◆ **SET EXERCISE**: Set out each line from the following listing that includes the word "scale".

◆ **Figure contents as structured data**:
START

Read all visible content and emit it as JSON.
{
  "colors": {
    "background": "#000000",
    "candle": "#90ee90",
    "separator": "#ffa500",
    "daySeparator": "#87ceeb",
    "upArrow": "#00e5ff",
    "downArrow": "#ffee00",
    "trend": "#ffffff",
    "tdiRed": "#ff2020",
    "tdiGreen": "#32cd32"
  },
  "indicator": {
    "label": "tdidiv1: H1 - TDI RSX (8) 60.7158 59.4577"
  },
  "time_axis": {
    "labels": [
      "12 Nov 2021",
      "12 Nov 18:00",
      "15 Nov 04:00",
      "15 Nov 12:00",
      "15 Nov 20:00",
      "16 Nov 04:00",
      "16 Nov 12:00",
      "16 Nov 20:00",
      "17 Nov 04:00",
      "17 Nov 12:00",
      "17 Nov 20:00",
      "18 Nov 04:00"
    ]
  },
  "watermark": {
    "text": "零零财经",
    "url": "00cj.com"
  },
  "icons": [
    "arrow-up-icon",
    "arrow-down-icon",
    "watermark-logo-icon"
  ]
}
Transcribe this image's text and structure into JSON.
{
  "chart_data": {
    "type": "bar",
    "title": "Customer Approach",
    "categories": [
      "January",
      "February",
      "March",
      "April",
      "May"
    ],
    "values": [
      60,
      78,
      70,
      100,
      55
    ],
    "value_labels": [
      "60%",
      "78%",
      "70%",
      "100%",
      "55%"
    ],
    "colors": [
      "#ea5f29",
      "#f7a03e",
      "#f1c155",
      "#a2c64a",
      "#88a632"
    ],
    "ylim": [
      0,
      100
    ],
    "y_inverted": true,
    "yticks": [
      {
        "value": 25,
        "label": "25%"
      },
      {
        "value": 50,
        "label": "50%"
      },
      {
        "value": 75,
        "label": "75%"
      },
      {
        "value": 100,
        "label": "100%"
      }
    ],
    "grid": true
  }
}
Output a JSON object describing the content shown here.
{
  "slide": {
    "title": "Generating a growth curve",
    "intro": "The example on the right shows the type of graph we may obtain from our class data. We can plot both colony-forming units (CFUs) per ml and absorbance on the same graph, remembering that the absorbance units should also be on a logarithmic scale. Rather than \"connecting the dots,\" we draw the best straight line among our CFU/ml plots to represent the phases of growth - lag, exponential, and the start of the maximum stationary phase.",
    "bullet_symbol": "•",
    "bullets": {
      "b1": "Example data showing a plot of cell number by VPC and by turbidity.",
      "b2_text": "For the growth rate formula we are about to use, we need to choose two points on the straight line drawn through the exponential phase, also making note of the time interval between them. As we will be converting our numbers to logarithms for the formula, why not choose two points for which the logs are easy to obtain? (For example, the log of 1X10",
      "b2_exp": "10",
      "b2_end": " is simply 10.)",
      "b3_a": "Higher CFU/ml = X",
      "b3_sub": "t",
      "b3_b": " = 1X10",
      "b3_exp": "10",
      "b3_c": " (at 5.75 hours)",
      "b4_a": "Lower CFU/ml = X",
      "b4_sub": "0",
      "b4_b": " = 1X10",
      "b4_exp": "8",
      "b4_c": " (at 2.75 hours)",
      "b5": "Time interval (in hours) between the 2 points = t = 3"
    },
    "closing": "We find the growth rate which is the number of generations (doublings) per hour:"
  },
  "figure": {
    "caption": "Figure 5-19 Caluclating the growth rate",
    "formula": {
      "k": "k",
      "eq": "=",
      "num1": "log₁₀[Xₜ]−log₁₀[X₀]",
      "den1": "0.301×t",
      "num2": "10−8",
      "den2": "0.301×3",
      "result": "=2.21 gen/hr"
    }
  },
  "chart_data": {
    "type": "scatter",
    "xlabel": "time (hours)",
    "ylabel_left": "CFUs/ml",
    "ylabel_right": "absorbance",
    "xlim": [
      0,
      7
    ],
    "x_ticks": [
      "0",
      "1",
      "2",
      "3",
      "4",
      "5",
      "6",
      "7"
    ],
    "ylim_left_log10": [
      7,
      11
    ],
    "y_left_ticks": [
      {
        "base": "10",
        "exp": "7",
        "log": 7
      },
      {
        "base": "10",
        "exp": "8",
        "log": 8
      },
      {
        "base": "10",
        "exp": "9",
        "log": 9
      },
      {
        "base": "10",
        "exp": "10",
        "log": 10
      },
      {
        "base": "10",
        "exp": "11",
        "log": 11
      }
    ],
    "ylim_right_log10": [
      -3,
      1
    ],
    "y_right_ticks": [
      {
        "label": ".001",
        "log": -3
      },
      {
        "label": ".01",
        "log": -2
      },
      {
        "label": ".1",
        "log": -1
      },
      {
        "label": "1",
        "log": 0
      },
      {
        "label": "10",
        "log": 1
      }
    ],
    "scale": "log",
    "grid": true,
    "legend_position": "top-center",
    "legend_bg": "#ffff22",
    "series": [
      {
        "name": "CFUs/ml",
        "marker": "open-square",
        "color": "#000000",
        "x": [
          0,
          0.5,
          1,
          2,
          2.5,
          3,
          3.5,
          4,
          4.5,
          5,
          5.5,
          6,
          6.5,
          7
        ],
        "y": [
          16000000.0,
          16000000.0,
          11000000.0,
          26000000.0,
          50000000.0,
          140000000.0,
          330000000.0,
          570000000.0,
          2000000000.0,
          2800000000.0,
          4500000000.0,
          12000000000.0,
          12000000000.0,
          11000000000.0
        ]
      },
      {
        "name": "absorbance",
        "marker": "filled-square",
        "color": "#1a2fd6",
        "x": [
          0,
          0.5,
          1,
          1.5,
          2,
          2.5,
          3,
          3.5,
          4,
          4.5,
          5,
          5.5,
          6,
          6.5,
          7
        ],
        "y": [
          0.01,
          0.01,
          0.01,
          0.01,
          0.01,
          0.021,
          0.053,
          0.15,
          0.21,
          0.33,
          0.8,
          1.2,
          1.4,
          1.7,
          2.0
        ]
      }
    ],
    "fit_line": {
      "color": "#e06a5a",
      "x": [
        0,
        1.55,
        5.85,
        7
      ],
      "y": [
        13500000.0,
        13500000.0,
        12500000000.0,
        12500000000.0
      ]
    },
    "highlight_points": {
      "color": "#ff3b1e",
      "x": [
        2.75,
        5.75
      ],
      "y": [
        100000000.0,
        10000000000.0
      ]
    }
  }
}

END

◆ **ANSWER FOR THE TASK**:
    "intro": "The example on the right shows the type of graph we may obtain from our class data. We can plot both colony-forming units (CFUs) per ml and absorbance on the same graph, remembering that the absorbance units should also be on a logarithmic scale. Rather than \"connecting the dots,\" we draw the best straight line among our CFU/ml plots to represent the phases of growth - lag, exponential, and the start of the maximum stationary phase.",
    "scale": "log",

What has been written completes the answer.